▸ Exercise: Each line of the material must be returned exactly.

Data listing:
** START **
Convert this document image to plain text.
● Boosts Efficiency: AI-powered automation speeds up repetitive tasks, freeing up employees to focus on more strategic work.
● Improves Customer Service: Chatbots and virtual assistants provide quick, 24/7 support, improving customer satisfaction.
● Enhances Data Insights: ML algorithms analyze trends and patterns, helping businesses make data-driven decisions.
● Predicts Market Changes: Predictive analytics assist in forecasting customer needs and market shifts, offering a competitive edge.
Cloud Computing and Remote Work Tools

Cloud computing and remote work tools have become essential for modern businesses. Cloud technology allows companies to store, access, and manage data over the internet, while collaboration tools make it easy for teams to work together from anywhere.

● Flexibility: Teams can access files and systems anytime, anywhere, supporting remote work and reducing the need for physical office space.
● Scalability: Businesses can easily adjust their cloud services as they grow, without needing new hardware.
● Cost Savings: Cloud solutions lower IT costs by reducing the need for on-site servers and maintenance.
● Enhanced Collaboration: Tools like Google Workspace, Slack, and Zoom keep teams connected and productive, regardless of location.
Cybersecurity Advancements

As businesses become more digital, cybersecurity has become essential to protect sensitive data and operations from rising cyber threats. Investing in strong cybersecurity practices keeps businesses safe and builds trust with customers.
** END **
▸ Exercise result:
Convert this document image to plain text.
● Boosts Efficiency: AI-powered automation speeds up repetitive tasks, freeing up employees to focus on more strategic work.
● Improves Customer Service: Chatbots and virtual assistants provide quick, 24/7 support, improving customer satisfaction.
● Enhances Data Insights: ML algorithms analyze trends and patterns, helping businesses make data-driven decisions.
● Predicts Market Changes: Predictive analytics assist in forecasting customer needs and market shifts, offering a competitive edge.
Cloud Computing and Remote Work Tools

Cloud computing and remote work tools have become essential for modern businesses. Cloud technology allows companies to store, access, and manage data over the internet, while collaboration tools make it easy for teams to work together from anywhere.

● Flexibility: Teams can access files and systems anytime, anywhere, supporting remote work and reducing the need for physical office space.
● Scalability: Businesses can easily adjust their cloud services as they grow, without needing new hardware.
● Cost Savings: Cloud solutions lower IT costs by reducing the need for on-site servers and maintenance.
● Enhanced Collaboration: Tools like Google Workspace, Slack, and Zoom keep teams connected and productive, regardless of location.
Cybersecurity Advancements

As businesses become more digital, cybersecurity has become essential to protect sensitive data and operations from rising cyber threats. Investing in strong cybersecurity practices keeps businesses safe and builds trust with customers.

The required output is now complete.